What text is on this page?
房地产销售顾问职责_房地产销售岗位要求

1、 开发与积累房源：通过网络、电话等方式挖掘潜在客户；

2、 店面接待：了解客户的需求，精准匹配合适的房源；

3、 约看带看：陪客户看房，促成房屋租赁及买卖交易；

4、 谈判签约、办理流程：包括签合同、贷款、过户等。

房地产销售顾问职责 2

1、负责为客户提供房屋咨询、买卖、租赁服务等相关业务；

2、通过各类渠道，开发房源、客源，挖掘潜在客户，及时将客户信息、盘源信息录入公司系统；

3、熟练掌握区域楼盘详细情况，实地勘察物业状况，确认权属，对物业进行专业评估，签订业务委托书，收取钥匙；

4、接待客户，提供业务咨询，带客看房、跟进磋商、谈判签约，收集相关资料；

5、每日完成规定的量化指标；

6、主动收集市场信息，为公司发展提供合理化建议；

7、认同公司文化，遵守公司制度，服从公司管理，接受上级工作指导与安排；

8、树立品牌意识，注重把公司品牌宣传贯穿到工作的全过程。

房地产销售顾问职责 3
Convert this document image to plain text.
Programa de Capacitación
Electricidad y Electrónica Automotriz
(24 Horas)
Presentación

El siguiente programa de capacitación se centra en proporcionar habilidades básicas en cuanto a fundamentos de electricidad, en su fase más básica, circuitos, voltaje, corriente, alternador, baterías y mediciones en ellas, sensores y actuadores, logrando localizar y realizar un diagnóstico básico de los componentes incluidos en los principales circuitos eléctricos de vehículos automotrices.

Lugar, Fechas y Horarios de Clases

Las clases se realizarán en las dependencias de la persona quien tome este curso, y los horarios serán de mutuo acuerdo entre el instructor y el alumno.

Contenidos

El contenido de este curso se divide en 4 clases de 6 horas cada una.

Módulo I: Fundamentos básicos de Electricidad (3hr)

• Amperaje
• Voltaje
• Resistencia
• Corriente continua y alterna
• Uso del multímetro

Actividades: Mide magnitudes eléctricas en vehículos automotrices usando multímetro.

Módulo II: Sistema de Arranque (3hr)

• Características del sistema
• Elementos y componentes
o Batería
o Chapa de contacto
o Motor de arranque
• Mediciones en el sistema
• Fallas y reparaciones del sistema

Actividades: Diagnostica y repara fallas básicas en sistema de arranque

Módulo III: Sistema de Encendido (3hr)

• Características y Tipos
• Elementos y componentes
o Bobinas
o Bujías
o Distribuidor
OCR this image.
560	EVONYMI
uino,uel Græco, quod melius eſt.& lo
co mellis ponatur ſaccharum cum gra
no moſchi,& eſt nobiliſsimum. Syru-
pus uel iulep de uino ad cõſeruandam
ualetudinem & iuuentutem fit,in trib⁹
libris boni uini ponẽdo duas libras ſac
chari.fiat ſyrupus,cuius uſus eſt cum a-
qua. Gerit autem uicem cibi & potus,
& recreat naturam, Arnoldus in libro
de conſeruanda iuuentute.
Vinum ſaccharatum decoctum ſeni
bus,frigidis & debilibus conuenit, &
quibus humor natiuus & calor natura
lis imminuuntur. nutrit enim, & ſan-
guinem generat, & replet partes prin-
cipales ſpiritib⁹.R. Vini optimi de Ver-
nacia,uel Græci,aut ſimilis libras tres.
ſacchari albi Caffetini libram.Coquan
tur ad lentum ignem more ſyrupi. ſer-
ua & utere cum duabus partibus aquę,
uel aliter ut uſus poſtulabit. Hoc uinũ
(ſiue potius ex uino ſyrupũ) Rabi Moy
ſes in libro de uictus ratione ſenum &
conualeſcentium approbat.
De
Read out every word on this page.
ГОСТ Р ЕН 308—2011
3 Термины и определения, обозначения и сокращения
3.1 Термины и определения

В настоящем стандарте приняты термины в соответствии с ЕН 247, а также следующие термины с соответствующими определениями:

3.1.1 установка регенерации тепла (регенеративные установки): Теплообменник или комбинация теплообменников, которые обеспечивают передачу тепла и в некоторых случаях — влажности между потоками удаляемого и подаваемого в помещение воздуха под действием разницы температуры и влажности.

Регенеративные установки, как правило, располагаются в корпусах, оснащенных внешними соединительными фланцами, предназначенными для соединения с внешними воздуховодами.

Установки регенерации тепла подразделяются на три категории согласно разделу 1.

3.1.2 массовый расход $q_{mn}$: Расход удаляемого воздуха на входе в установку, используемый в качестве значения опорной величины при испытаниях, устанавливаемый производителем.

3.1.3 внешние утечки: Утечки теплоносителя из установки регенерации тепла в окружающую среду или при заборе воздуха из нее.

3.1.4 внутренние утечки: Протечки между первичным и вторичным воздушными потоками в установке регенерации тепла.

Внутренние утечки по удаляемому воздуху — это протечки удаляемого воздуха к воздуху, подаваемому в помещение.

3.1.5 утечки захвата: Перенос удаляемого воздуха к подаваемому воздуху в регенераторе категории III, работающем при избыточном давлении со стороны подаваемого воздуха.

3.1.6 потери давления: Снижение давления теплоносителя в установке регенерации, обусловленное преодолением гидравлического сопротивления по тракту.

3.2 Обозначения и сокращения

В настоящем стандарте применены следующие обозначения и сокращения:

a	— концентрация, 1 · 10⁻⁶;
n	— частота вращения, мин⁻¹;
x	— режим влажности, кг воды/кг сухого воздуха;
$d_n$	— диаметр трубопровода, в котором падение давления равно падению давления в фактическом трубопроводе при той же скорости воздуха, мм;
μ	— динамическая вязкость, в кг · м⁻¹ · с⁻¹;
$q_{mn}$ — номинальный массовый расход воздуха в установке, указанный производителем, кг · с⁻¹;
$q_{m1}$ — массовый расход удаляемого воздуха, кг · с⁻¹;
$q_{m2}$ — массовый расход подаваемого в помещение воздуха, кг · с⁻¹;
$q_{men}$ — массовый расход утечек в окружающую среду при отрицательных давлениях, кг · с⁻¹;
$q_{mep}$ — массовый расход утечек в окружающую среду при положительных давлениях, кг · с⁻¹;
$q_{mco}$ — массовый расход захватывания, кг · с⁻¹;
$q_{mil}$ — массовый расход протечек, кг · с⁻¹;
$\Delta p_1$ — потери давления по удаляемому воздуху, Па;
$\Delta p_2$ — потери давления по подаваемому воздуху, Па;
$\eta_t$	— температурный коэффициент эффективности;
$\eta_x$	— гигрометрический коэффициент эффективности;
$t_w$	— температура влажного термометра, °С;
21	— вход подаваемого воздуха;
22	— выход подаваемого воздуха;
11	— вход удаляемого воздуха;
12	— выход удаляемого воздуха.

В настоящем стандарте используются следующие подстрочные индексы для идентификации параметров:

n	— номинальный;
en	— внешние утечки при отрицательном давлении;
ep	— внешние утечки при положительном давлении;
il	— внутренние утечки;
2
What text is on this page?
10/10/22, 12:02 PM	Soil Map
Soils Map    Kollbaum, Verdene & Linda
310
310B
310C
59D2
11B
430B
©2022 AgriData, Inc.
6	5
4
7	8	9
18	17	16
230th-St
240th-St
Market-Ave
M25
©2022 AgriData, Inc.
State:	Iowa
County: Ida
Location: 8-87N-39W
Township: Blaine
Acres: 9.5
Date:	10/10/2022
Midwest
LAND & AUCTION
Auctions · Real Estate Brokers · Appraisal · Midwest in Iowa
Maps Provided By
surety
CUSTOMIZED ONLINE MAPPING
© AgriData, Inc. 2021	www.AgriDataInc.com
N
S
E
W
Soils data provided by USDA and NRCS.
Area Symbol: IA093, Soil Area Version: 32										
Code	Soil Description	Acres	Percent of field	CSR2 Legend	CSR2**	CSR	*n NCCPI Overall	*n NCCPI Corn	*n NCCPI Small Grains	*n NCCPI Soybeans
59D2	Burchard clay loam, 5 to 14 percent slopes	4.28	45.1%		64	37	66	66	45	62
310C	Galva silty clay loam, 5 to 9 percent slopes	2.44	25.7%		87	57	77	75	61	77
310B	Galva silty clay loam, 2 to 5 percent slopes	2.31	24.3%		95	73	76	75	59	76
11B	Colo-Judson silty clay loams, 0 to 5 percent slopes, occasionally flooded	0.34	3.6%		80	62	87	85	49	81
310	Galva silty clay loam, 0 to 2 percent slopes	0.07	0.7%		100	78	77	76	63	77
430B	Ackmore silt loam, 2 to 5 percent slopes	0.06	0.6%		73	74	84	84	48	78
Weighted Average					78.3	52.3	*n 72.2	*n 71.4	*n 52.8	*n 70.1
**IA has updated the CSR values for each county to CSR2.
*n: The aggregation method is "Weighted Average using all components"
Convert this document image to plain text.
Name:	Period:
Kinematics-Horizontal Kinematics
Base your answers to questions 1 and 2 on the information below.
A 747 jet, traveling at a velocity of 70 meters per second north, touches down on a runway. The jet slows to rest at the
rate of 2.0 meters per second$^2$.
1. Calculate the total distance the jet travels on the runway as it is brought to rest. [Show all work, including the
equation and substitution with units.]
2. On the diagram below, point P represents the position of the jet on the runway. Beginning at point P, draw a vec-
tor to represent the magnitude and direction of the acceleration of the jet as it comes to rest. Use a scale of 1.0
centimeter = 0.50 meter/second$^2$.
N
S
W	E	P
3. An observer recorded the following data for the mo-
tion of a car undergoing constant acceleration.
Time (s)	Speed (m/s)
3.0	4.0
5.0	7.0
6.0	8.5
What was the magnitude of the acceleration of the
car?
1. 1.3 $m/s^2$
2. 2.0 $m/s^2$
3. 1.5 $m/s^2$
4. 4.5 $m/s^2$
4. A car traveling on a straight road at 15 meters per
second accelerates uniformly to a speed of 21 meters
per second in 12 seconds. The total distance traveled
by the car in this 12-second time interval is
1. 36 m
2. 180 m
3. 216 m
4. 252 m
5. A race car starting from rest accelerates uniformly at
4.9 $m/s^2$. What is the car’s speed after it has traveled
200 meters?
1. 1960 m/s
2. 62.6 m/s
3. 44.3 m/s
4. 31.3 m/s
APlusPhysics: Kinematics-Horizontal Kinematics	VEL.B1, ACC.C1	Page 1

Task requirements:
Copy all lines from the listing that contain "libras".

Task output:
libris boni uini ponẽdo duas libras ſac
nacia,uel Græci,aut ſimilis libras tres.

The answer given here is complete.